WHAT THIS TASK INVOLVES: Transcribe the data in full and exactly, omitting any pictures.

Collected data
+---+
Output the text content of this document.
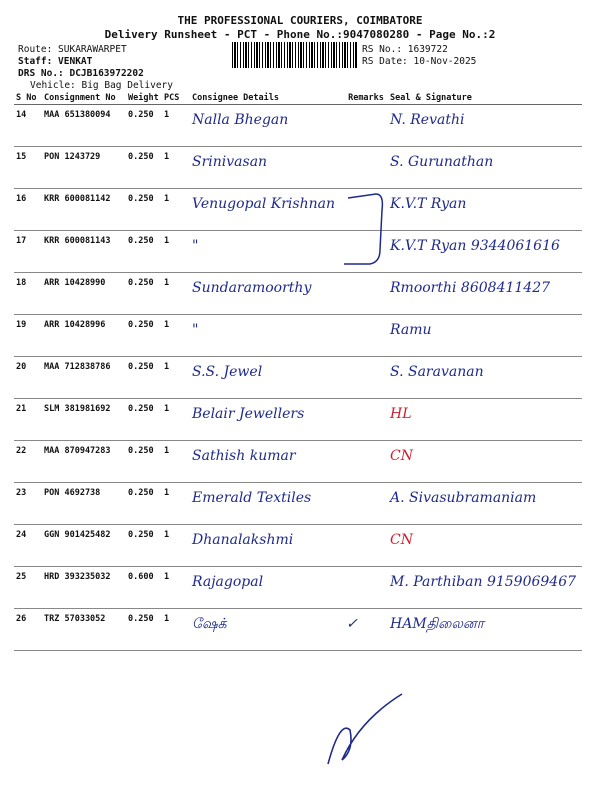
THE PROFESSIONAL COURIERS, COIMBATORE
Delivery Runsheet - PCT - Phone No.:9047080280 - Page No.:2
Route: SUKARAWARPET
Staff: VENKAT
DRS No.: DCJB163972202
Vehicle: Big Bag Delivery
RS No.: 1639722
RS Date: 10-Nov-2025
S No	Consignment No	Weight	PCS	Consignee Details	Remarks	Seal & Signature
14	MAA 651380094	0.250	1	Nalla Bhegan		N. Revathi
15	PON 1243729	0.250	1	Srinivasan		S. Gurunathan
16	KRR 600081142	0.250	1	Venugopal Krishnan		K.V.T Ryan
17	KRR 600081143	0.250	1	"		K.V.T Ryan 9344061616
18	ARR 10428990	0.250	1	Sundaramoorthy		Rmoorthi 8608411427
19	ARR 10428996	0.250	1	"		Ramu
20	MAA 712838786	0.250	1	S.S. Jewel		S. Saravanan
21	SLM 381981692	0.250	1	Belair Jewellers		HL
22	MAA 870947283	0.250	1	Sathish kumar		CN
23	PON 4692738	0.250	1	Emerald Textiles		A. Sivasubramaniam
24	GGN 901425482	0.250	1	Dhanalakshmi		CN
25	HRD 393235032	0.600	1	Rajagopal		M. Parthiban 9159069467
26	TRZ 57033052	0.250	1	ஷேக்	✓	HAMதிலைனா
+---+
REPLY TO THE EXERCISE:
Output the text content of this document.
THE PROFESSIONAL COURIERS, COIMBATORE
Delivery Runsheet - PCT - Phone No.:9047080280 - Page No.:2
Route: SUKARAWARPET
Staff: VENKAT
DRS No.: DCJB163972202
Vehicle: Big Bag Delivery
RS No.: 1639722
RS Date: 10-Nov-2025
S No	Consignment No	Weight	PCS	Consignee Details	Remarks	Seal & Signature
14	MAA 651380094	0.250	1	Nalla Bhegan		N. Revathi
15	PON 1243729	0.250	1	Srinivasan		S. Gurunathan
16	KRR 600081142	0.250	1	Venugopal Krishnan		K.V.T Ryan
17	KRR 600081143	0.250	1	"		K.V.T Ryan 9344061616
18	ARR 10428990	0.250	1	Sundaramoorthy		Rmoorthi 8608411427
19	ARR 10428996	0.250	1	"		Ramu
20	MAA 712838786	0.250	1	S.S. Jewel		S. Saravanan
21	SLM 381981692	0.250	1	Belair Jewellers		HL
22	MAA 870947283	0.250	1	Sathish kumar		CN
23	PON 4692738	0.250	1	Emerald Textiles		A. Sivasubramaniam
24	GGN 901425482	0.250	1	Dhanalakshmi		CN
25	HRD 393235032	0.600	1	Rajagopal		M. Parthiban 9159069467
26	TRZ 57033052	0.250	1	ஷேக்	✓	HAMதிலைனா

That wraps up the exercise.